**TASK PROMPT:** For the listing below, give the number of lines in which "JSON" occurs. Add nothing.

**MATERIAL SUPPLIED:**
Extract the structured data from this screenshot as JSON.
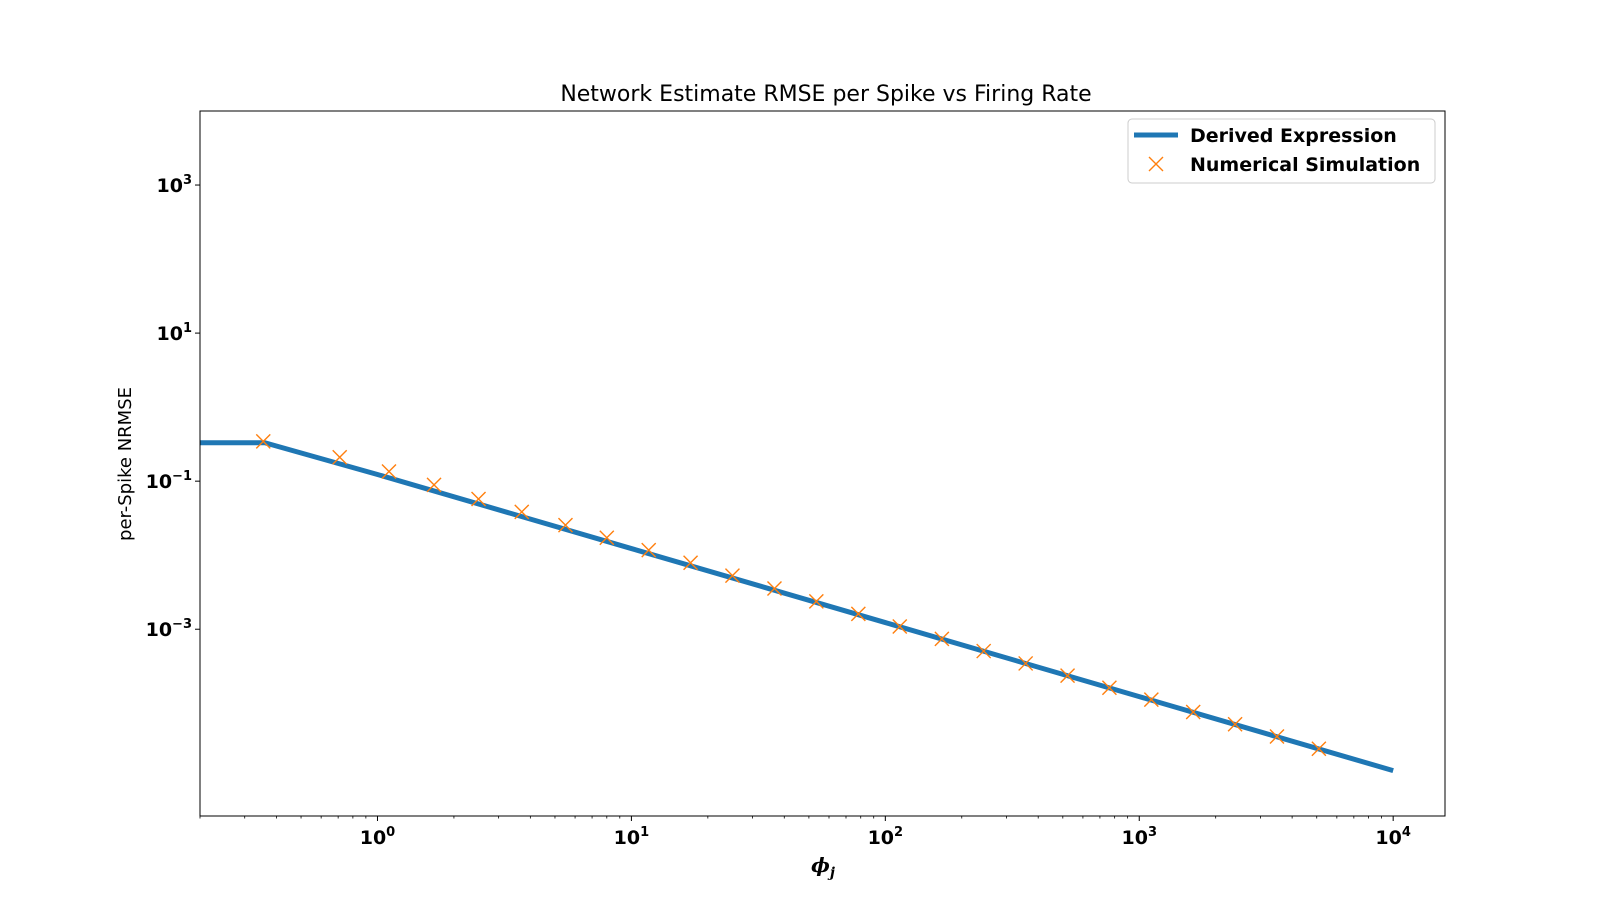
{
  "chart_data": {
    "type": "line",
    "title": "Network Estimate RMSE per Spike vs Firing Rate",
    "xlabel_base": "ϕ",
    "xlabel_sub": "j",
    "ylabel": "per-Spike NRMSE",
    "xscale": "log",
    "yscale": "log",
    "xlim": [
      0.2,
      16000
    ],
    "ylim": [
      3e-06,
      10000
    ],
    "grid": false,
    "legend_placement": "top-right",
    "x_ticks": [
      {
        "value": 1,
        "base": "10",
        "exp": "0"
      },
      {
        "value": 10,
        "base": "10",
        "exp": "1"
      },
      {
        "value": 100,
        "base": "10",
        "exp": "2"
      },
      {
        "value": 1000,
        "base": "10",
        "exp": "3"
      },
      {
        "value": 10000,
        "base": "10",
        "exp": "4"
      }
    ],
    "y_ticks": [
      {
        "value": 1000,
        "base": "10",
        "exp": "3"
      },
      {
        "value": 10,
        "base": "10",
        "exp": "1"
      },
      {
        "value": 0.1,
        "base": "10",
        "exp": "−1"
      },
      {
        "value": 0.001,
        "base": "10",
        "exp": "−3"
      }
    ],
    "series": [
      {
        "name": "Derived Expression",
        "kind": "line",
        "color": "#1f77b4",
        "x": [
          0.2,
          0.36,
          1,
          10,
          100,
          1000,
          10000
        ],
        "y": [
          0.33,
          0.33,
          0.123,
          0.0123,
          0.00123,
          0.000123,
          1.23e-05
        ]
      },
      {
        "name": "Numerical Simulation",
        "kind": "marker",
        "color": "#ff7f0e",
        "x": [
          0.355,
          0.71,
          1.11,
          1.67,
          2.5,
          3.7,
          5.5,
          8.0,
          11.7,
          17.1,
          25,
          36.6,
          53.5,
          78.3,
          114,
          167,
          244,
          357,
          522,
          763,
          1116,
          1631,
          2385,
          3487,
          5098
        ],
        "y": [
          0.345,
          0.21,
          0.135,
          0.0892,
          0.0575,
          0.0385,
          0.0255,
          0.0172,
          0.0117,
          0.0079,
          0.0053,
          0.00355,
          0.00238,
          0.00161,
          0.00109,
          0.00074,
          0.000507,
          0.000345,
          0.000236,
          0.000162,
          0.000112,
          7.61e-05,
          5.21e-05,
          3.56e-05,
          2.43e-05
        ]
      }
    ]
  }
}
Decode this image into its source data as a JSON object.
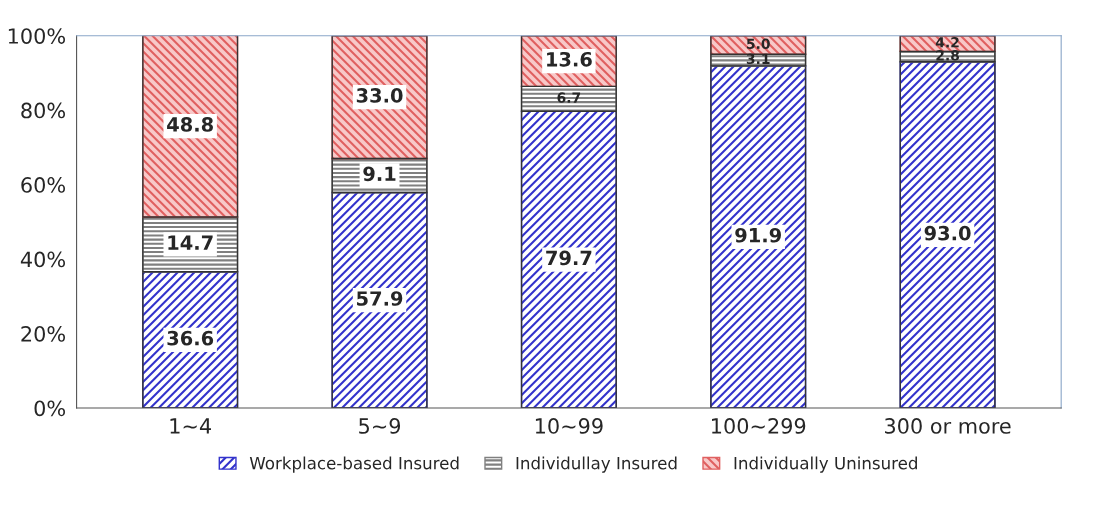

**FULL OUTPUT:** 2